◆ Exercise:
Return the material word for word. Do not include pictures.

◆ Input:
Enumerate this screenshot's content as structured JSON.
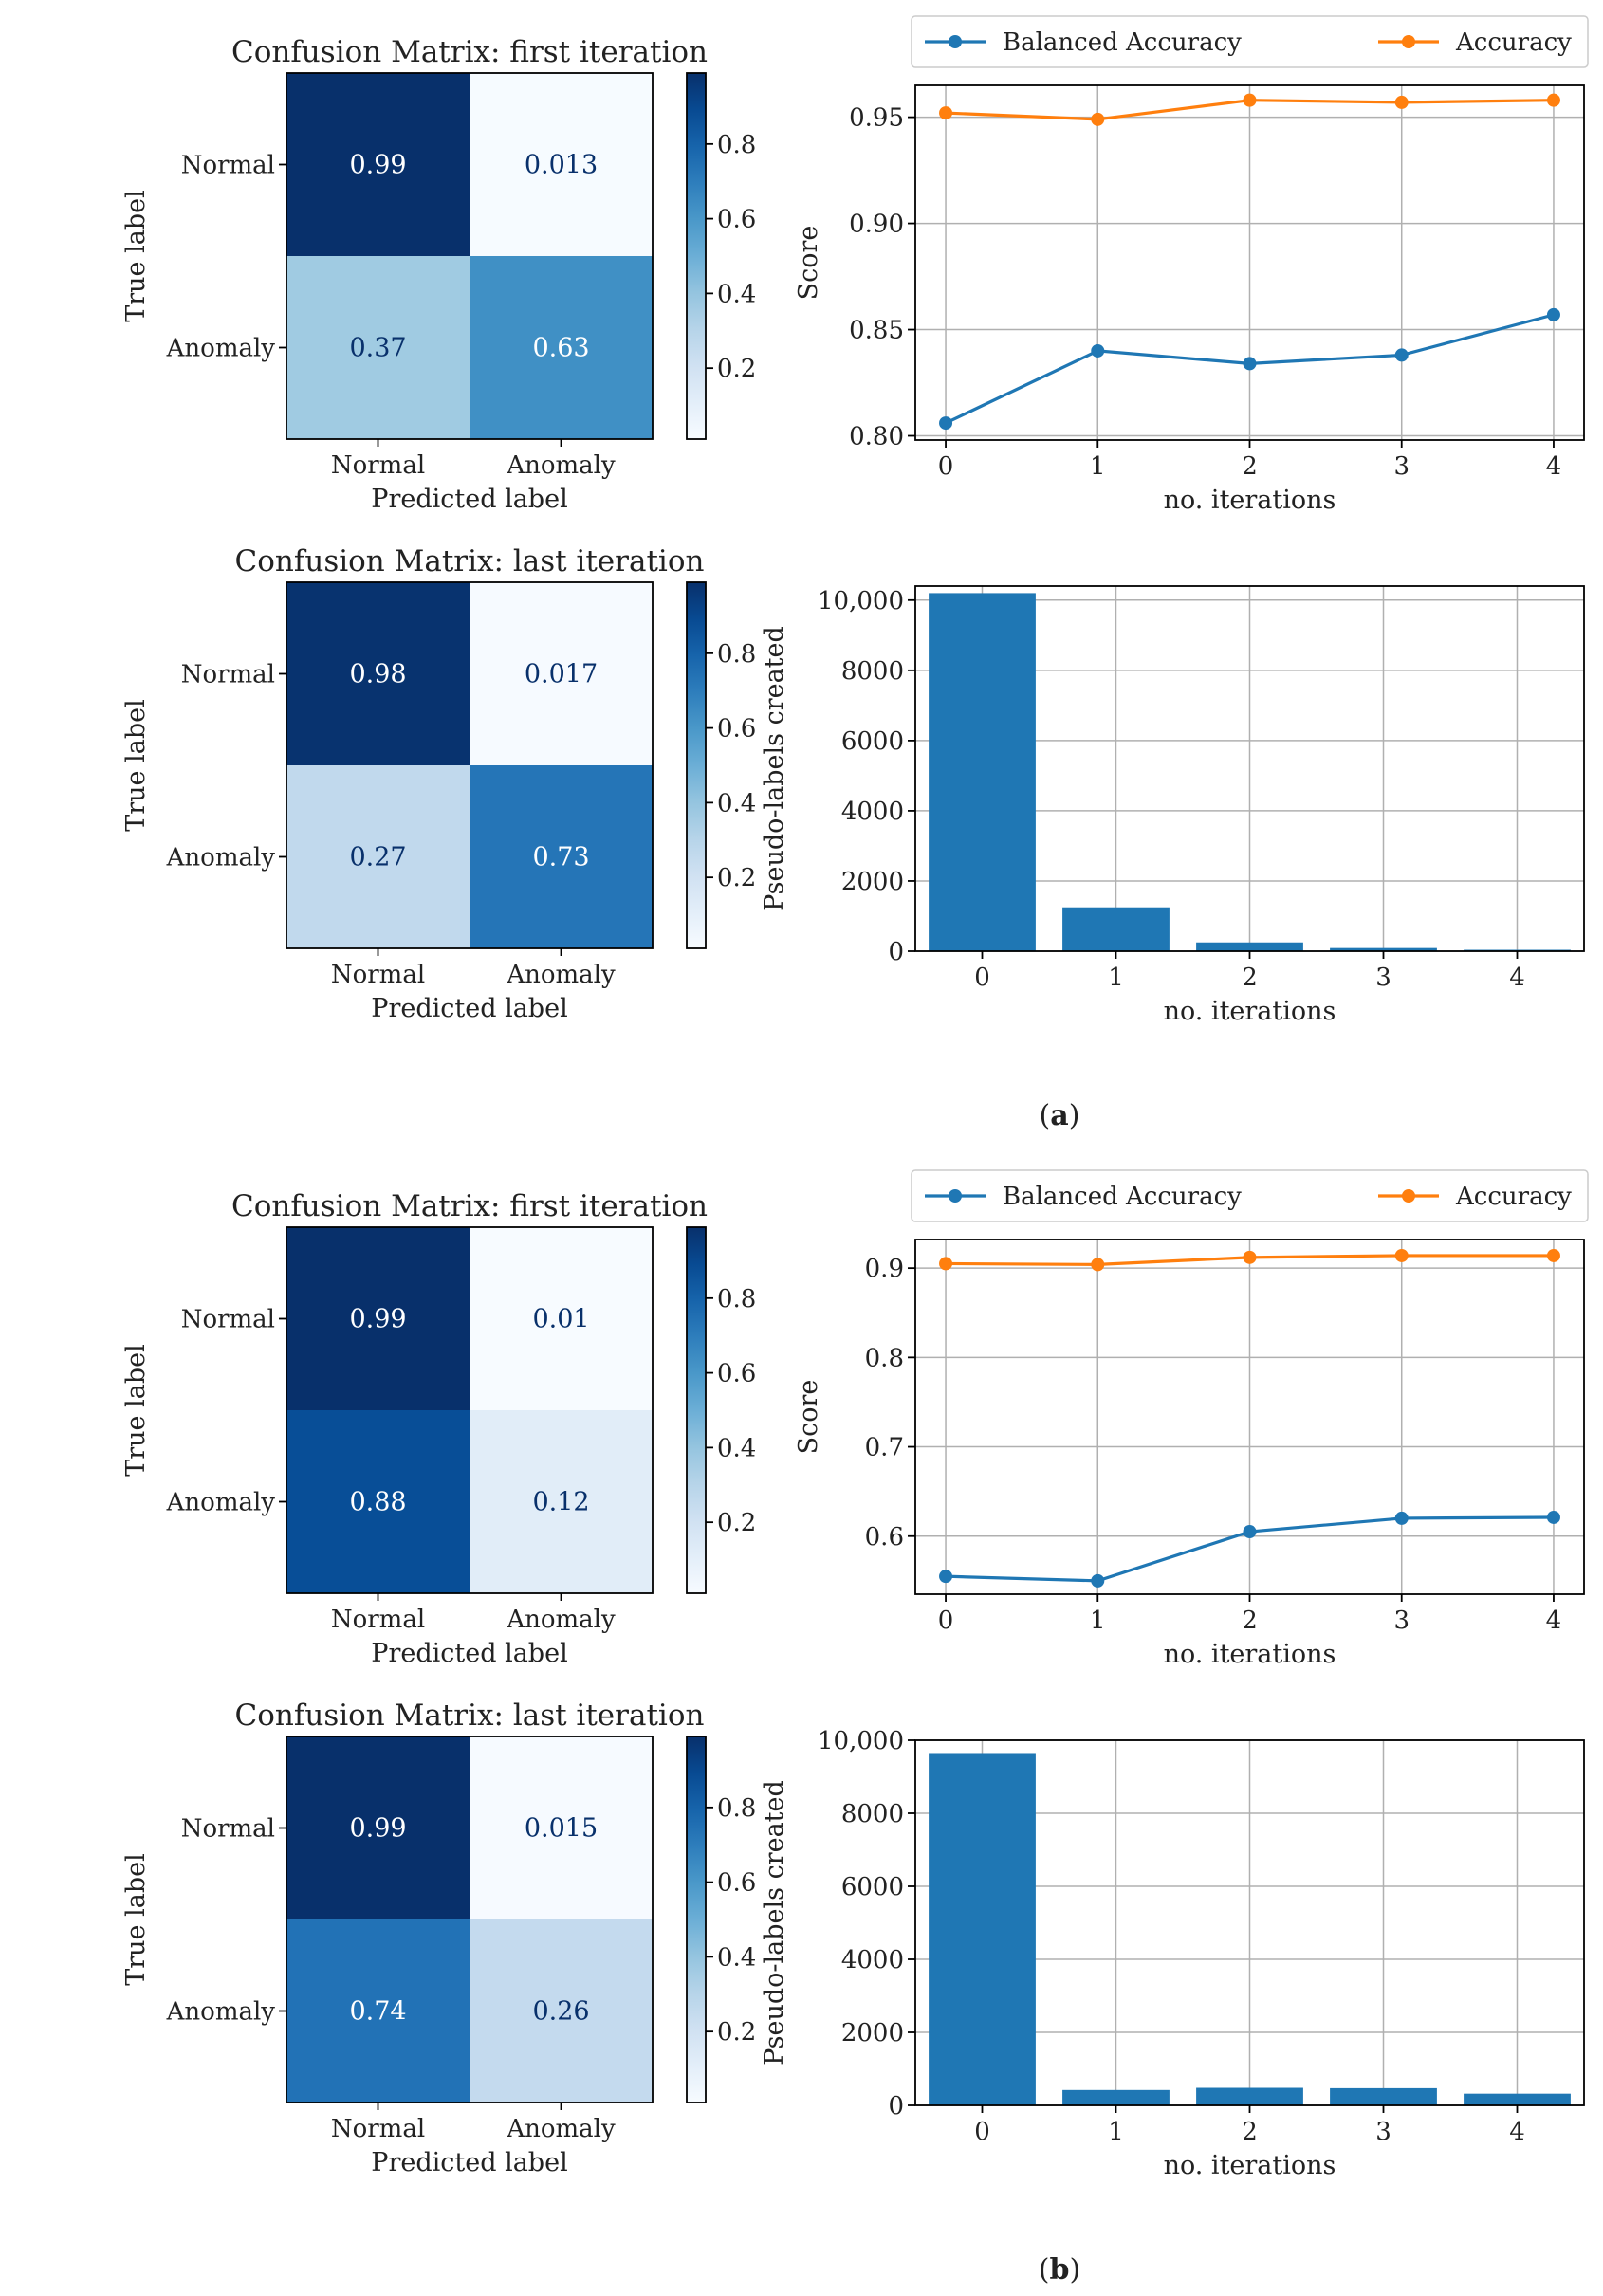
{
  "panels": [
    {
      "caption_letter": "a",
      "confusion_matrices": [
        {
          "title": "Confusion Matrix: first iteration",
          "values": [
            [
              0.99,
              0.013
            ],
            [
              0.37,
              0.63
            ]
          ],
          "labels": [
            [
              "0.99",
              "0.013"
            ],
            [
              "0.37",
              "0.63"
            ]
          ]
        },
        {
          "title": "Confusion Matrix: last iteration",
          "values": [
            [
              0.98,
              0.017
            ],
            [
              0.27,
              0.73
            ]
          ],
          "labels": [
            [
              "0.98",
              "0.017"
            ],
            [
              "0.27",
              "0.73"
            ]
          ]
        }
      ],
      "score_chart": {
        "ylim": [
          0.798,
          0.965
        ],
        "yticks": [
          0.8,
          0.85,
          0.9,
          0.95
        ],
        "ytick_labels": [
          "0.80",
          "0.85",
          "0.90",
          "0.95"
        ]
      },
      "pseudo_chart": {
        "ylim": [
          0,
          10400
        ],
        "yticks": [
          0,
          2000,
          4000,
          6000,
          8000,
          10000
        ],
        "ytick_labels": [
          "0",
          "2000",
          "4000",
          "6000",
          "8000",
          "10,000"
        ]
      }
    },
    {
      "caption_letter": "b",
      "confusion_matrices": [
        {
          "title": "Confusion Matrix: first iteration",
          "values": [
            [
              0.99,
              0.01
            ],
            [
              0.88,
              0.12
            ]
          ],
          "labels": [
            [
              "0.99",
              "0.01"
            ],
            [
              "0.88",
              "0.12"
            ]
          ]
        },
        {
          "title": "Confusion Matrix: last iteration",
          "values": [
            [
              0.99,
              0.015
            ],
            [
              0.74,
              0.26
            ]
          ],
          "labels": [
            [
              "0.99",
              "0.015"
            ],
            [
              "0.74",
              "0.26"
            ]
          ]
        }
      ],
      "score_chart": {
        "ylim": [
          0.535,
          0.932
        ],
        "yticks": [
          0.6,
          0.7,
          0.8,
          0.9
        ],
        "ytick_labels": [
          "0.6",
          "0.7",
          "0.8",
          "0.9"
        ]
      },
      "pseudo_chart": {
        "ylim": [
          0,
          10000
        ],
        "yticks": [
          0,
          2000,
          4000,
          6000,
          8000,
          10000
        ],
        "ytick_labels": [
          "0",
          "2000",
          "4000",
          "6000",
          "8000",
          "10,000"
        ]
      }
    }
  ],
  "common": {
    "class_labels": [
      "Normal",
      "Anomaly"
    ],
    "true_label": "True label",
    "predicted_label": "Predicted label",
    "colorbar_ticks": [
      0.2,
      0.4,
      0.6,
      0.8
    ],
    "colorbar_tick_labels": [
      "0.2",
      "0.4",
      "0.6",
      "0.8"
    ],
    "colorbar_range": [
      0.01,
      0.99
    ],
    "score_ylabel": "Score",
    "pseudo_ylabel": "Pseudo-labels created",
    "xlabel": "no. iterations",
    "iteration_ticks": [
      "0",
      "1",
      "2",
      "3",
      "4"
    ],
    "legend": {
      "balanced": "Balanced Accuracy",
      "accuracy": "Accuracy"
    }
  },
  "colors": {
    "balanced": "#1f77b4",
    "accuracy": "#ff7f0e",
    "bar": "#1f77b4"
  },
  "chart_data": [
    {
      "type": "heatmap",
      "title": "Confusion Matrix: first iteration",
      "rows": [
        "Normal",
        "Anomaly"
      ],
      "columns": [
        "Normal",
        "Anomaly"
      ],
      "values": [
        [
          0.99,
          0.013
        ],
        [
          0.37,
          0.63
        ]
      ],
      "xlabel": "Predicted label",
      "ylabel": "True label",
      "colormap": "Blues"
    },
    {
      "type": "line",
      "x": [
        0,
        1,
        2,
        3,
        4
      ],
      "series": [
        {
          "name": "Balanced Accuracy",
          "values": [
            0.806,
            0.84,
            0.834,
            0.838,
            0.857
          ]
        },
        {
          "name": "Accuracy",
          "values": [
            0.952,
            0.949,
            0.958,
            0.957,
            0.958
          ]
        }
      ],
      "xlabel": "no. iterations",
      "ylabel": "Score",
      "ylim": [
        0.798,
        0.965
      ],
      "grid": true,
      "legend": "top"
    },
    {
      "type": "heatmap",
      "title": "Confusion Matrix: last iteration",
      "rows": [
        "Normal",
        "Anomaly"
      ],
      "columns": [
        "Normal",
        "Anomaly"
      ],
      "values": [
        [
          0.98,
          0.017
        ],
        [
          0.27,
          0.73
        ]
      ],
      "xlabel": "Predicted label",
      "ylabel": "True label",
      "colormap": "Blues"
    },
    {
      "type": "bar",
      "categories": [
        "0",
        "1",
        "2",
        "3",
        "4"
      ],
      "values": [
        10200,
        1250,
        250,
        90,
        40
      ],
      "xlabel": "no. iterations",
      "ylabel": "Pseudo-labels created",
      "ylim": [
        0,
        10400
      ],
      "grid": true
    },
    {
      "type": "heatmap",
      "title": "Confusion Matrix: first iteration",
      "rows": [
        "Normal",
        "Anomaly"
      ],
      "columns": [
        "Normal",
        "Anomaly"
      ],
      "values": [
        [
          0.99,
          0.01
        ],
        [
          0.88,
          0.12
        ]
      ],
      "xlabel": "Predicted label",
      "ylabel": "True label",
      "colormap": "Blues"
    },
    {
      "type": "line",
      "x": [
        0,
        1,
        2,
        3,
        4
      ],
      "series": [
        {
          "name": "Balanced Accuracy",
          "values": [
            0.555,
            0.55,
            0.605,
            0.62,
            0.621
          ]
        },
        {
          "name": "Accuracy",
          "values": [
            0.905,
            0.904,
            0.912,
            0.914,
            0.914
          ]
        }
      ],
      "xlabel": "no. iterations",
      "ylabel": "Score",
      "ylim": [
        0.535,
        0.932
      ],
      "grid": true,
      "legend": "top"
    },
    {
      "type": "heatmap",
      "title": "Confusion Matrix: last iteration",
      "rows": [
        "Normal",
        "Anomaly"
      ],
      "columns": [
        "Normal",
        "Anomaly"
      ],
      "values": [
        [
          0.99,
          0.015
        ],
        [
          0.74,
          0.26
        ]
      ],
      "xlabel": "Predicted label",
      "ylabel": "True label",
      "colormap": "Blues"
    },
    {
      "type": "bar",
      "categories": [
        "0",
        "1",
        "2",
        "3",
        "4"
      ],
      "values": [
        9650,
        420,
        480,
        470,
        320
      ],
      "xlabel": "no. iterations",
      "ylabel": "Pseudo-labels created",
      "ylim": [
        0,
        10000
      ],
      "grid": true
    }
  ]
}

◆ Reply to the exercise:
Enumerate this screenshot's content as structured JSON.
{
  "panels": [
    {
      "caption_letter": "a",
      "confusion_matrices": [
        {
          "title": "Confusion Matrix: first iteration",
          "values": [
            [
              0.99,
              0.013
            ],
            [
              0.37,
              0.63
            ]
          ],
          "labels": [
            [
              "0.99",
              "0.013"
            ],
            [
              "0.37",
              "0.63"
            ]
          ]
        },
        {
          "title": "Confusion Matrix: last iteration",
          "values": [
            [
              0.98,
              0.017
            ],
            [
              0.27,
              0.73
            ]
          ],
          "labels": [
            [
              "0.98",
              "0.017"
            ],
            [
              "0.27",
              "0.73"
            ]
          ]
        }
      ],
      "score_chart": {
        "ylim": [
          0.798,
          0.965
        ],
        "yticks": [
          0.8,
          0.85,
          0.9,
          0.95
        ],
        "ytick_labels": [
          "0.80",
          "0.85",
          "0.90",
          "0.95"
        ]
      },
      "pseudo_chart": {
        "ylim": [
          0,
          10400
        ],
        "yticks": [
          0,
          2000,
          4000,
          6000,
          8000,
          10000
        ],
        "ytick_labels": [
          "0",
          "2000",
          "4000",
          "6000",
          "8000",
          "10,000"
        ]
      }
    },
    {
      "caption_letter": "b",
      "confusion_matrices": [
        {
          "title": "Confusion Matrix: first iteration",
          "values": [
            [
              0.99,
              0.01
            ],
            [
              0.88,
              0.12
            ]
          ],
          "labels": [
            [
              "0.99",
              "0.01"
            ],
            [
              "0.88",
              "0.12"
            ]
          ]
        },
        {
          "title": "Confusion Matrix: last iteration",
          "values": [
            [
              0.99,
              0.015
            ],
            [
              0.74,
              0.26
            ]
          ],
          "labels": [
            [
              "0.99",
              "0.015"
            ],
            [
              "0.74",
              "0.26"
            ]
          ]
        }
      ],
      "score_chart": {
        "ylim": [
          0.535,
          0.932
        ],
        "yticks": [
          0.6,
          0.7,
          0.8,
          0.9
        ],
        "ytick_labels": [
          "0.6",
          "0.7",
          "0.8",
          "0.9"
        ]
      },
      "pseudo_chart": {
        "ylim": [
          0,
          10000
        ],
        "yticks": [
          0,
          2000,
          4000,
          6000,
          8000,
          10000
        ],
        "ytick_labels": [
          "0",
          "2000",
          "4000",
          "6000",
          "8000",
          "10,000"
        ]
      }
    }
  ],
  "common": {
    "class_labels": [
      "Normal",
      "Anomaly"
    ],
    "true_label": "True label",
    "predicted_label": "Predicted label",
    "colorbar_ticks": [
      0.2,
      0.4,
      0.6,
      0.8
    ],
    "colorbar_tick_labels": [
      "0.2",
      "0.4",
      "0.6",
      "0.8"
    ],
    "colorbar_range": [
      0.01,
      0.99
    ],
    "score_ylabel": "Score",
    "pseudo_ylabel": "Pseudo-labels created",
    "xlabel": "no. iterations",
    "iteration_ticks": [
      "0",
      "1",
      "2",
      "3",
      "4"
    ],
    "legend": {
      "balanced": "Balanced Accuracy",
      "accuracy": "Accuracy"
    }
  },
  "colors": {
    "balanced": "#1f77b4",
    "accuracy": "#ff7f0e",
    "bar": "#1f77b4"
  },
  "chart_data": [
    {
      "type": "heatmap",
      "title": "Confusion Matrix: first iteration",
      "rows": [
        "Normal",
        "Anomaly"
      ],
      "columns": [
        "Normal",
        "Anomaly"
      ],
      "values": [
        [
          0.99,
          0.013
        ],
        [
          0.37,
          0.63
        ]
      ],
      "xlabel": "Predicted label",
      "ylabel": "True label",
      "colormap": "Blues"
    },
    {
      "type": "line",
      "x": [
        0,
        1,
        2,
        3,
        4
      ],
      "series": [
        {
          "name": "Balanced Accuracy",
          "values": [
            0.806,
            0.84,
            0.834,
            0.838,
            0.857
          ]
        },
        {
          "name": "Accuracy",
          "values": [
            0.952,
            0.949,
            0.958,
            0.957,
            0.958
          ]
        }
      ],
      "xlabel": "no. iterations",
      "ylabel": "Score",
      "ylim": [
        0.798,
        0.965
      ],
      "grid": true,
      "legend": "top"
    },
    {
      "type": "heatmap",
      "title": "Confusion Matrix: last iteration",
      "rows": [
        "Normal",
        "Anomaly"
      ],
      "columns": [
        "Normal",
        "Anomaly"
      ],
      "values": [
        [
          0.98,
          0.017
        ],
        [
          0.27,
          0.73
        ]
      ],
      "xlabel": "Predicted label",
      "ylabel": "True label",
      "colormap": "Blues"
    },
    {
      "type": "bar",
      "categories": [
        "0",
        "1",
        "2",
        "3",
        "4"
      ],
      "values": [
        10200,
        1250,
        250,
        90,
        40
      ],
      "xlabel": "no. iterations",
      "ylabel": "Pseudo-labels created",
      "ylim": [
        0,
        10400
      ],
      "grid": true
    },
    {
      "type": "heatmap",
      "title": "Confusion Matrix: first iteration",
      "rows": [
        "Normal",
        "Anomaly"
      ],
      "columns": [
        "Normal",
        "Anomaly"
      ],
      "values": [
        [
          0.99,
          0.01
        ],
        [
          0.88,
          0.12
        ]
      ],
      "xlabel": "Predicted label",
      "ylabel": "True label",
      "colormap": "Blues"
    },
    {
      "type": "line",
      "x": [
        0,
        1,
        2,
        3,
        4
      ],
      "series": [
        {
          "name": "Balanced Accuracy",
          "values": [
            0.555,
            0.55,
            0.605,
            0.62,
            0.621
          ]
        },
        {
          "name": "Accuracy",
          "values": [
            0.905,
            0.904,
            0.912,
            0.914,
            0.914
          ]
        }
      ],
      "xlabel": "no. iterations",
      "ylabel": "Score",
      "ylim": [
        0.535,
        0.932
      ],
      "grid": true,
      "legend": "top"
    },
    {
      "type": "heatmap",
      "title": "Confusion Matrix: last iteration",
      "rows": [
        "Normal",
        "Anomaly"
      ],
      "columns": [
        "Normal",
        "Anomaly"
      ],
      "values": [
        [
          0.99,
          0.015
        ],
        [
          0.74,
          0.26
        ]
      ],
      "xlabel": "Predicted label",
      "ylabel": "True label",
      "colormap": "Blues"
    },
    {
      "type": "bar",
      "categories": [
        "0",
        "1",
        "2",
        "3",
        "4"
      ],
      "values": [
        9650,
        420,
        480,
        470,
        320
      ],
      "xlabel": "no. iterations",
      "ylabel": "Pseudo-labels created",
      "ylim": [
        0,
        10000
      ],
      "grid": true
    }
  ]
}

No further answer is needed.